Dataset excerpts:

** BEGIN **

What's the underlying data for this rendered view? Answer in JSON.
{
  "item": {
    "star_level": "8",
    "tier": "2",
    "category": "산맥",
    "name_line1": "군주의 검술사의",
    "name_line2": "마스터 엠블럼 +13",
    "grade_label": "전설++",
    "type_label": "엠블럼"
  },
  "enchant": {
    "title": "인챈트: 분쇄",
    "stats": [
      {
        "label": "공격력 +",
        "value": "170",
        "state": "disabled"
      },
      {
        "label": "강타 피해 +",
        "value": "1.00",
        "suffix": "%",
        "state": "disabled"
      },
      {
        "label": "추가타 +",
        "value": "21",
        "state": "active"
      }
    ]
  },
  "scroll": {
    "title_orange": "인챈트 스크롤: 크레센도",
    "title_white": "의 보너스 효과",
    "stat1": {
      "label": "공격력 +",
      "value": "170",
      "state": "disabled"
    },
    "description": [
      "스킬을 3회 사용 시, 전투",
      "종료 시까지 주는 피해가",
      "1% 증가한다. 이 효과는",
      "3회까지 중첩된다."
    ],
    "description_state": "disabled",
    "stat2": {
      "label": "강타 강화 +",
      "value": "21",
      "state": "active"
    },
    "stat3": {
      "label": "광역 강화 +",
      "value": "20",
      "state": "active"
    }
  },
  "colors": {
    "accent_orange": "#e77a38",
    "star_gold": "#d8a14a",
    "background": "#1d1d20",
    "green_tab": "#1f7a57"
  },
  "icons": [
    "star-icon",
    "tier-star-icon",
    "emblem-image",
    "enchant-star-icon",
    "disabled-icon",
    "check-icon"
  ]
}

** END **

WORK INSTRUCTIONS: Extract each line of the listing above, copying it word for word.

TASK RESPONSE:
What's the underlying data for this rendered view? Answer in JSON.
{
  "item": {
    "star_level": "8",
    "tier": "2",
    "category": "산맥",
    "name_line1": "군주의 검술사의",
    "name_line2": "마스터 엠블럼 +13",
    "grade_label": "전설++",
    "type_label": "엠블럼"
  },
  "enchant": {
    "title": "인챈트: 분쇄",
    "stats": [
      {
        "label": "공격력 +",
        "value": "170",
        "state": "disabled"
      },
      {
        "label": "강타 피해 +",
        "value": "1.00",
        "suffix": "%",
        "state": "disabled"
      },
      {
        "label": "추가타 +",
        "value": "21",
        "state": "active"
      }
    ]
  },
  "scroll": {
    "title_orange": "인챈트 스크롤: 크레센도",
    "title_white": "의 보너스 효과",
    "stat1": {
      "label": "공격력 +",
      "value": "170",
      "state": "disabled"
    },
    "description": [
      "스킬을 3회 사용 시, 전투",
      "종료 시까지 주는 피해가",
      "1% 증가한다. 이 효과는",
      "3회까지 중첩된다."
    ],
    "description_state": "disabled",
    "stat2": {
      "label": "강타 강화 +",
      "value": "21",
      "state": "active"
    },
    "stat3": {
      "label": "광역 강화 +",
      "value": "20",
      "state": "active"
    }
  },
  "colors": {
    "accent_orange": "#e77a38",
    "star_gold": "#d8a14a",
    "background": "#1d1d20",
    "green_tab": "#1f7a57"
  },
  "icons": [
    "star-icon",
    "tier-star-icon",
    "emblem-image",
    "enchant-star-icon",
    "disabled-icon",
    "check-icon"
  ]
}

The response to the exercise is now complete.